- [To be done] Go through the lines below and copy each one that holds the string "JSON".

- [Provided material]
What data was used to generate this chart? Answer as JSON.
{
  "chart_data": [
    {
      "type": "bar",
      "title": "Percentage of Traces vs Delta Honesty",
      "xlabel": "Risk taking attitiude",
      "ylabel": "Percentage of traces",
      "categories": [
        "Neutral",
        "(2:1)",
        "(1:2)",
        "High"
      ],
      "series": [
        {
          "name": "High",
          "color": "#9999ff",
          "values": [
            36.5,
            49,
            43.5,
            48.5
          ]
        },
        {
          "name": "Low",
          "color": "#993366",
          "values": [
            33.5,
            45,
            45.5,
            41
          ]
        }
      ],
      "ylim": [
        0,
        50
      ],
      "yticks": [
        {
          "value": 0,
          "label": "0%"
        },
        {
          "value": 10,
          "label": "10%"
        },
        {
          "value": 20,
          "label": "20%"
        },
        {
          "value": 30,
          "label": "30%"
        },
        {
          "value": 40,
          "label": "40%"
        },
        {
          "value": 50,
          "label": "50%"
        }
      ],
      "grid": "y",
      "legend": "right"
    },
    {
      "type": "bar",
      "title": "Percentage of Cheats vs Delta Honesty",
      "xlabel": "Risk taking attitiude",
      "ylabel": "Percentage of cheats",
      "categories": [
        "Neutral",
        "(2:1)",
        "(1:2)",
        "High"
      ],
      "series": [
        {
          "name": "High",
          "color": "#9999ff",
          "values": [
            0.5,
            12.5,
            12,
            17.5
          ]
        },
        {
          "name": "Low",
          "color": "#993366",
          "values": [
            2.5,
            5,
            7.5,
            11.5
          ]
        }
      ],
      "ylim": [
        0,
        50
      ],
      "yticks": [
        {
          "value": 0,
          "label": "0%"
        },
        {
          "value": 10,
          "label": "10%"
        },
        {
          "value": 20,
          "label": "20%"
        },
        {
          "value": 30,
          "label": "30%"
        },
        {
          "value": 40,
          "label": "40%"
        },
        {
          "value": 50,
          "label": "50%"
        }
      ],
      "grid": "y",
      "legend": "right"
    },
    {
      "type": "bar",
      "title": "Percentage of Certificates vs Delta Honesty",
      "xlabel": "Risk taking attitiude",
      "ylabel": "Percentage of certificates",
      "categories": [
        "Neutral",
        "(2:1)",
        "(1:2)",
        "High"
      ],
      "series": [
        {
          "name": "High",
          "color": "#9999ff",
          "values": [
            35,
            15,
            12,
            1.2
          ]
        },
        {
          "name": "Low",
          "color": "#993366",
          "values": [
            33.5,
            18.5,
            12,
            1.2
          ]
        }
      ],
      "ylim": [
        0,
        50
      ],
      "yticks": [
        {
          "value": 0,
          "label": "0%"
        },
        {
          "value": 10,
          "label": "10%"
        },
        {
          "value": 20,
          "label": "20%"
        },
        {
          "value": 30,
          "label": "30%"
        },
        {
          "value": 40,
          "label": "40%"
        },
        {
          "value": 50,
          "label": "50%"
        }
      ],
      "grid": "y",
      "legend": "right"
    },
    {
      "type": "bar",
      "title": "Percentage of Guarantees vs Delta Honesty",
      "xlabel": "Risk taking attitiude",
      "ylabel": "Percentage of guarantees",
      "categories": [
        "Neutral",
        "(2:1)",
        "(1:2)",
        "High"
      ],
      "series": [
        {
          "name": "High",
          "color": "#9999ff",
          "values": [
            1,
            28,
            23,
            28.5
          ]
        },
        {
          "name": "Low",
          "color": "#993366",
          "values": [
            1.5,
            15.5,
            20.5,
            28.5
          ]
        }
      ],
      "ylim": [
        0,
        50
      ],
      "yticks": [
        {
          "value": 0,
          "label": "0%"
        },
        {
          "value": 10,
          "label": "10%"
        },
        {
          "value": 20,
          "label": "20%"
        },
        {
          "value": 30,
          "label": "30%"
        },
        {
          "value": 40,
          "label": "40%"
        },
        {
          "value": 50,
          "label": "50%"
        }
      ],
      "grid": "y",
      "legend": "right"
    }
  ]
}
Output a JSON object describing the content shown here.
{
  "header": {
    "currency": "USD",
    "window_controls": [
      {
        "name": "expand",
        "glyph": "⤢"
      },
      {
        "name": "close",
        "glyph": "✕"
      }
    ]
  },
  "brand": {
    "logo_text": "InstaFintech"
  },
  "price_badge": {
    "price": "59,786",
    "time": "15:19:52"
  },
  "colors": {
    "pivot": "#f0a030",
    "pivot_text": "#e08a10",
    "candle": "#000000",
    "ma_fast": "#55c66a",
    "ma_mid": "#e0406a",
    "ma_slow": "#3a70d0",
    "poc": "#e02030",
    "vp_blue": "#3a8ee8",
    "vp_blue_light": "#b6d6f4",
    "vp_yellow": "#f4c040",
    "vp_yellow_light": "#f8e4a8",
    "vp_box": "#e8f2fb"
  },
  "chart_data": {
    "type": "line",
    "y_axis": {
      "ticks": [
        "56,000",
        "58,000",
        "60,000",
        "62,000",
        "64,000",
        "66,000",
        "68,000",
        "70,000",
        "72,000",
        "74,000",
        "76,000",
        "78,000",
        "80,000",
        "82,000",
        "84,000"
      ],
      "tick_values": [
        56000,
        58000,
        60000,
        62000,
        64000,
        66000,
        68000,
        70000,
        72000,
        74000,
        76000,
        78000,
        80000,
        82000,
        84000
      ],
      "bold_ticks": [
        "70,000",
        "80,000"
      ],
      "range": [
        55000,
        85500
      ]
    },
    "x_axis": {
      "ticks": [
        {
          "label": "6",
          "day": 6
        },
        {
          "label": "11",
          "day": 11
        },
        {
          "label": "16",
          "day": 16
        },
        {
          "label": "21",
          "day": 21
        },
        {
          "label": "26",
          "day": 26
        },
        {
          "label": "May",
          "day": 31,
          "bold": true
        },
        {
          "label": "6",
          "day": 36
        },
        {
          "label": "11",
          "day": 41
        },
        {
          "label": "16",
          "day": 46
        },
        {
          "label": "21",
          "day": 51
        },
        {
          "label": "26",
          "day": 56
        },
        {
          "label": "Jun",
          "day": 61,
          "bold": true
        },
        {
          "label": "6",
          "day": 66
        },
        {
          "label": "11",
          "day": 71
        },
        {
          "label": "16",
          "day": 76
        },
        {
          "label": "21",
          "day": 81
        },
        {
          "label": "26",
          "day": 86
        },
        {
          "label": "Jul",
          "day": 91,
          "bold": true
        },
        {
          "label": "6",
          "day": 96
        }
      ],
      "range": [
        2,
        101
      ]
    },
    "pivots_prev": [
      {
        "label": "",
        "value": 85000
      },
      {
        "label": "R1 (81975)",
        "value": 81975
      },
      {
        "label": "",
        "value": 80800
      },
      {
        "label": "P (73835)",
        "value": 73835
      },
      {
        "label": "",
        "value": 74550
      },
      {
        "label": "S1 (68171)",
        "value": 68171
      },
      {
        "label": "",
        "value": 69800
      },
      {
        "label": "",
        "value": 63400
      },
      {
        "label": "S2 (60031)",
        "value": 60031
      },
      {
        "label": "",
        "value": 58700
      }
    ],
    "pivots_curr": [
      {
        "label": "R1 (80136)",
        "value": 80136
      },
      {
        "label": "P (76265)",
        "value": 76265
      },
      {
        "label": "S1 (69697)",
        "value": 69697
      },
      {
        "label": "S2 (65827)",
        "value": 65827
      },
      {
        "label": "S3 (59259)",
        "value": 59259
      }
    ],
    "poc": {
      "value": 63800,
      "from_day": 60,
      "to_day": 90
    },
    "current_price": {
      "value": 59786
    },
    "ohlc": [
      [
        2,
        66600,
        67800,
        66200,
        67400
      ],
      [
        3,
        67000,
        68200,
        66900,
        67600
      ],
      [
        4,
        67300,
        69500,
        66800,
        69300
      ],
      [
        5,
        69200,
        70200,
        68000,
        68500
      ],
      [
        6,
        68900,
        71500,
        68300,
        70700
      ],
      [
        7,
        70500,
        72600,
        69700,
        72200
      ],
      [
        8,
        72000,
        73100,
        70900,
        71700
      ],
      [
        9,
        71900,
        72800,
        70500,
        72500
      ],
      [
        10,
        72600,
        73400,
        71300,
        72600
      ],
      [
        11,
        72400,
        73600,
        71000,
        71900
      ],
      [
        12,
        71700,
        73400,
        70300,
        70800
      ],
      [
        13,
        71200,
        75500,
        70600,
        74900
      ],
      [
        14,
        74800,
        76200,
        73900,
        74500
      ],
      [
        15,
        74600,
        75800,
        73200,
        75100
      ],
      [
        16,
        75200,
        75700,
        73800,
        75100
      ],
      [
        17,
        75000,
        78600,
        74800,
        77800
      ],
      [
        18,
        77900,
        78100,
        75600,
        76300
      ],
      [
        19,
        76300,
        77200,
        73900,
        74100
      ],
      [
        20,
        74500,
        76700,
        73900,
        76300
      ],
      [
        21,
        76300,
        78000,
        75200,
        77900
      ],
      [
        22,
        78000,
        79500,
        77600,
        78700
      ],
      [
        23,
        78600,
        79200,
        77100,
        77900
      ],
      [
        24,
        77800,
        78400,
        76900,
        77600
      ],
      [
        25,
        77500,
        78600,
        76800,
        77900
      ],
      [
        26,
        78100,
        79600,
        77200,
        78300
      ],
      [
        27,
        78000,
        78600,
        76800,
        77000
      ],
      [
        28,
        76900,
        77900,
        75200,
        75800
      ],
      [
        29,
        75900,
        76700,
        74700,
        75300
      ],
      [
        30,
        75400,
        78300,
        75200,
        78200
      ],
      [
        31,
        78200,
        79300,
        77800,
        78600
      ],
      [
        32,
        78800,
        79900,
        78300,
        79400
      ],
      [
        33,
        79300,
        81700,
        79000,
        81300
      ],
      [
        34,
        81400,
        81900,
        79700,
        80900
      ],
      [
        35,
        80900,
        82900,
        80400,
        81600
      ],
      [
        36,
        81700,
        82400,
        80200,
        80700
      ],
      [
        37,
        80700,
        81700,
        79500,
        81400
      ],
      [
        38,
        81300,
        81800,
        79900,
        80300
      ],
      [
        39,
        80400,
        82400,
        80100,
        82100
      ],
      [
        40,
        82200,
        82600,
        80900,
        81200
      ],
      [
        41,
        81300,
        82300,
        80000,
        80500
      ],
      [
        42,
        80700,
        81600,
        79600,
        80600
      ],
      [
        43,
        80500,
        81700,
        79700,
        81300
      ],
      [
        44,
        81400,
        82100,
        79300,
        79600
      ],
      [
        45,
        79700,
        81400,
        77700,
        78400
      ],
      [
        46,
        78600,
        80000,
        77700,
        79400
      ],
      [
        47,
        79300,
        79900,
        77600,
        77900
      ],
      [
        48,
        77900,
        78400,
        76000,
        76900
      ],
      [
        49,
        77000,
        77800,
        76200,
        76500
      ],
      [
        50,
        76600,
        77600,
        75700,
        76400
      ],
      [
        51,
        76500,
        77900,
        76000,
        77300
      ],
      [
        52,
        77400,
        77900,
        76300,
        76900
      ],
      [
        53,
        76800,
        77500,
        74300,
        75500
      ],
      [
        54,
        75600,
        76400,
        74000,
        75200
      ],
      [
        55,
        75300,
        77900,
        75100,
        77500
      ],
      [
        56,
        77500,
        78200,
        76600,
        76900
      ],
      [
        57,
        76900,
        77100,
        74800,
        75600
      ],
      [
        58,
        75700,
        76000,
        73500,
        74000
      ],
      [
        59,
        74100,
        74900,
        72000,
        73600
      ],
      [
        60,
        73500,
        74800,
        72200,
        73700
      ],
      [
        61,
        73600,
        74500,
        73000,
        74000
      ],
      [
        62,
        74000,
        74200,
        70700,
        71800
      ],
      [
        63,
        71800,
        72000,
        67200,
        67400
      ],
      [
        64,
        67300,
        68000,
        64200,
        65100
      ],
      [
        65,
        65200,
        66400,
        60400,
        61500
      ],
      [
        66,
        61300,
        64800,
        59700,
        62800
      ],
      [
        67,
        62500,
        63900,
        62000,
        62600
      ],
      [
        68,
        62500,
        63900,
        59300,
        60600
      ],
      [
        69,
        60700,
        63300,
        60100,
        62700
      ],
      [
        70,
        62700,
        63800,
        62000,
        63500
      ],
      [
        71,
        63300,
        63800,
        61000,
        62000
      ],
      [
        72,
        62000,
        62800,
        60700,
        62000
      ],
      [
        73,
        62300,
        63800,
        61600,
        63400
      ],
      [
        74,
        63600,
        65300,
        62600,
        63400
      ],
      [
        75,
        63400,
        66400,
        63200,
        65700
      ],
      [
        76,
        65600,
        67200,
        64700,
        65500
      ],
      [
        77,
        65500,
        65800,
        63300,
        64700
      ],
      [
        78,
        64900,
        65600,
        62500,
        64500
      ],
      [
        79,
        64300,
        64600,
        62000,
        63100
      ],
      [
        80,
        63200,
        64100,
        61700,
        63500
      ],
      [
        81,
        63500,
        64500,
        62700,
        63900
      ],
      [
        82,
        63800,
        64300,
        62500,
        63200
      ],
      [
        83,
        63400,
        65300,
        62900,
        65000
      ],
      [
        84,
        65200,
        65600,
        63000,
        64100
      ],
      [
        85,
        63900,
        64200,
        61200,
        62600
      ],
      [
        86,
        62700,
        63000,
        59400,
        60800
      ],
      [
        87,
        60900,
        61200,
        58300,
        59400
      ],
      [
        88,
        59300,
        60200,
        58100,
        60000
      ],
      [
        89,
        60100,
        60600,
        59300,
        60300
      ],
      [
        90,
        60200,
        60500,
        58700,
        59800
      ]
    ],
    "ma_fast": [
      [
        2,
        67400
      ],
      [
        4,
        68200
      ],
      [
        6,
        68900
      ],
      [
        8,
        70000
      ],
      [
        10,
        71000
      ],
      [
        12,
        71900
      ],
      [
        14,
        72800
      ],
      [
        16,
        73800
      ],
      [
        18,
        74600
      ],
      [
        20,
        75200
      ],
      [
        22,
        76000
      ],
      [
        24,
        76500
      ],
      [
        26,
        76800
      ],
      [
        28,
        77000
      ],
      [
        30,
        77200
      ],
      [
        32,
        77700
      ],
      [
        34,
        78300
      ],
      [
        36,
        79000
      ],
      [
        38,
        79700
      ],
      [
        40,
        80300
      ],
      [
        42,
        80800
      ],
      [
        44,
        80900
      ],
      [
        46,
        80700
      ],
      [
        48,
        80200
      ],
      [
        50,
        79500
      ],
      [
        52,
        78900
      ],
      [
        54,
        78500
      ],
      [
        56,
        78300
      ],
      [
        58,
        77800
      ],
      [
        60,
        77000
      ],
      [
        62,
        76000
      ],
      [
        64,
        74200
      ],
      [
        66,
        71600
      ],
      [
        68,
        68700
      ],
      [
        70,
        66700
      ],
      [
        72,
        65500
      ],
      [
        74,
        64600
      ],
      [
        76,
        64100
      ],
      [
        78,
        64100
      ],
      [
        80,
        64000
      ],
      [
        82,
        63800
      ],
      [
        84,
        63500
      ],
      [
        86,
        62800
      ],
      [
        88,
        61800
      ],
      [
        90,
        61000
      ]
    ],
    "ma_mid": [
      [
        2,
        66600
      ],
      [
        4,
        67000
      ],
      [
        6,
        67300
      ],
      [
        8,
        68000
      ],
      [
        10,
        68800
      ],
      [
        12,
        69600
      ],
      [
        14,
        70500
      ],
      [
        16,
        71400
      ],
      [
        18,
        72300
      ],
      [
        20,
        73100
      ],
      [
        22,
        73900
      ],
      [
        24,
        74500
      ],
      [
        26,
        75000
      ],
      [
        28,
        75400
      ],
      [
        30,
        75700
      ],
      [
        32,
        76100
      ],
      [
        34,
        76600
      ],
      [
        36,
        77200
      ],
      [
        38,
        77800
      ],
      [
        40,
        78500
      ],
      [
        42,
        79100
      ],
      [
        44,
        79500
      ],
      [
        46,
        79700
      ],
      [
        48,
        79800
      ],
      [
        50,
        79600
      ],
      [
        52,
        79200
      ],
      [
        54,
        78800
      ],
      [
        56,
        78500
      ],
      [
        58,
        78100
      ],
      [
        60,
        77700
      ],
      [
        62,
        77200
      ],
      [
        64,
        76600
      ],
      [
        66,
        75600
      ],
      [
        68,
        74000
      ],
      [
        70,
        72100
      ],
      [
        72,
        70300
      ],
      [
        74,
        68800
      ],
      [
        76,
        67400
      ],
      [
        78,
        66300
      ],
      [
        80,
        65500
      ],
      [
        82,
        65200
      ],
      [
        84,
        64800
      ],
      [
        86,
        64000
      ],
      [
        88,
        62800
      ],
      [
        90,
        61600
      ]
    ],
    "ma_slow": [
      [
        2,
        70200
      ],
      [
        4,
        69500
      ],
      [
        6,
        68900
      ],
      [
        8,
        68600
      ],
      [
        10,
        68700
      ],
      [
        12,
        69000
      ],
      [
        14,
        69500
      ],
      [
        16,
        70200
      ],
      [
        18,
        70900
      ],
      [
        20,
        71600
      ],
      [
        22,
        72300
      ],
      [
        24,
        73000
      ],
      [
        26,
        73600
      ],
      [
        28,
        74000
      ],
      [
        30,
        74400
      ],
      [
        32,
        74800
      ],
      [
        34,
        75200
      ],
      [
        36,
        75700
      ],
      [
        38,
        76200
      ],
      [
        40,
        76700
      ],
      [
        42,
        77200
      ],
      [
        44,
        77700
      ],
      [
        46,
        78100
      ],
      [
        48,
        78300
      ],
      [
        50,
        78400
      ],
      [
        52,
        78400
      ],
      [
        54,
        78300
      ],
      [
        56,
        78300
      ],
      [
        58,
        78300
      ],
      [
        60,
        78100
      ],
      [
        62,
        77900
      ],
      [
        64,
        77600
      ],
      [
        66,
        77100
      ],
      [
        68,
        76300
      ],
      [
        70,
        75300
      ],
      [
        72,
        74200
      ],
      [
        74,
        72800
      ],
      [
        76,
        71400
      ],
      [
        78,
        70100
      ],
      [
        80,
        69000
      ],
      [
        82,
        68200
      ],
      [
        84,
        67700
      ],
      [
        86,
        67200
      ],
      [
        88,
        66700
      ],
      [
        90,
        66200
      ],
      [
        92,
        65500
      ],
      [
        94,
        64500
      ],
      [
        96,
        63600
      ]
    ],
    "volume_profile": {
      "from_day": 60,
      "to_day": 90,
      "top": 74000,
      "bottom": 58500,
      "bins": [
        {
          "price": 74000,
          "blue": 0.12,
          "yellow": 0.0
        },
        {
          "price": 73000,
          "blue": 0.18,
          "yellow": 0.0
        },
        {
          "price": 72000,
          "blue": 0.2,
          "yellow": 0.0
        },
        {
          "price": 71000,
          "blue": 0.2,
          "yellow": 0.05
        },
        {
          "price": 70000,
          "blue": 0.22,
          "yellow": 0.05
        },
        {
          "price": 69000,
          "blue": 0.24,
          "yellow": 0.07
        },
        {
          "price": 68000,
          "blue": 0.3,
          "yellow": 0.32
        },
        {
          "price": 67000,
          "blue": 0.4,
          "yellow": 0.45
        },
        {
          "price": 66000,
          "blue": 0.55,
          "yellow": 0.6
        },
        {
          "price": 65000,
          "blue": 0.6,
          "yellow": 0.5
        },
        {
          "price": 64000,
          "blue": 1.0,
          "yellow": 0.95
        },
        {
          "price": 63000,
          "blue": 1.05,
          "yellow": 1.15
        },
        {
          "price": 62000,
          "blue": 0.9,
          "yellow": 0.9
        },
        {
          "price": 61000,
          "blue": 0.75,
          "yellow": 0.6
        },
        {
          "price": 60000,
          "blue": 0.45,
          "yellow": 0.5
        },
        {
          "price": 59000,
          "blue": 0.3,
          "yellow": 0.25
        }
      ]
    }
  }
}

- [Answer below]
What data was used to generate this chart? Answer as JSON.
Output a JSON object describing the content shown here.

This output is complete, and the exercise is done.